Objective » What follows is a listing to be transcribed exactly.

Records provided »
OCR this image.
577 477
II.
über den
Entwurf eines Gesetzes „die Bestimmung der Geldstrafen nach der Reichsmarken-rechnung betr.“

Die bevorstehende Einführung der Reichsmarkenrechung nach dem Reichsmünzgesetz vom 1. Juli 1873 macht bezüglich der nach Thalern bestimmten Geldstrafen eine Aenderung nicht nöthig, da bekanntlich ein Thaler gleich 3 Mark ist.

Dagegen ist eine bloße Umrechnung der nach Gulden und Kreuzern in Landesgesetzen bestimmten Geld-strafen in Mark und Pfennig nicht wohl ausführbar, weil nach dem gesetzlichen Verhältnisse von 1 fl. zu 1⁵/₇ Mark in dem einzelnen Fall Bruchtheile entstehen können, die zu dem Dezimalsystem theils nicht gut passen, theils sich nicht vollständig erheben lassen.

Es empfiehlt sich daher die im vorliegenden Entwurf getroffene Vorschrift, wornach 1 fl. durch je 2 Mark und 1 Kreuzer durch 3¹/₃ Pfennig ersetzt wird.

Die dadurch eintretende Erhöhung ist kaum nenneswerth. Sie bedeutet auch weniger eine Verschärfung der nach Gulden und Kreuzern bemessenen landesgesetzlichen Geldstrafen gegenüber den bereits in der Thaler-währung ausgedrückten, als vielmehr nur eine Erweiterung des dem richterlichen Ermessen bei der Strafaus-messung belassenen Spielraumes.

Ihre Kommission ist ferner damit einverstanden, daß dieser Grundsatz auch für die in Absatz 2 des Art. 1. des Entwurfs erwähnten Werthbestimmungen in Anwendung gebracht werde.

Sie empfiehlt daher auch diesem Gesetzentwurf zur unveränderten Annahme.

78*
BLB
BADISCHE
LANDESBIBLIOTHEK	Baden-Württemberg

Result of the task »
OCR this image.
577 477
II.
über den
Entwurf eines Gesetzes „die Bestimmung der Geldstrafen nach der Reichsmarken-rechnung betr.“

Die bevorstehende Einführung der Reichsmarkenrechung nach dem Reichsmünzgesetz vom 1. Juli 1873 macht bezüglich der nach Thalern bestimmten Geldstrafen eine Aenderung nicht nöthig, da bekanntlich ein Thaler gleich 3 Mark ist.

Dagegen ist eine bloße Umrechnung der nach Gulden und Kreuzern in Landesgesetzen bestimmten Geld-strafen in Mark und Pfennig nicht wohl ausführbar, weil nach dem gesetzlichen Verhältnisse von 1 fl. zu 1⁵/₇ Mark in dem einzelnen Fall Bruchtheile entstehen können, die zu dem Dezimalsystem theils nicht gut passen, theils sich nicht vollständig erheben lassen.

Es empfiehlt sich daher die im vorliegenden Entwurf getroffene Vorschrift, wornach 1 fl. durch je 2 Mark und 1 Kreuzer durch 3¹/₃ Pfennig ersetzt wird.

Die dadurch eintretende Erhöhung ist kaum nenneswerth. Sie bedeutet auch weniger eine Verschärfung der nach Gulden und Kreuzern bemessenen landesgesetzlichen Geldstrafen gegenüber den bereits in der Thaler-währung ausgedrückten, als vielmehr nur eine Erweiterung des dem richterlichen Ermessen bei der Strafaus-messung belassenen Spielraumes.

Ihre Kommission ist ferner damit einverstanden, daß dieser Grundsatz auch für die in Absatz 2 des Art. 1. des Entwurfs erwähnten Werthbestimmungen in Anwendung gebracht werde.

Sie empfiehlt daher auch diesem Gesetzentwurf zur unveränderten Annahme.

78*
BLB
BADISCHE
LANDESBIBLIOTHEK	Baden-Württemberg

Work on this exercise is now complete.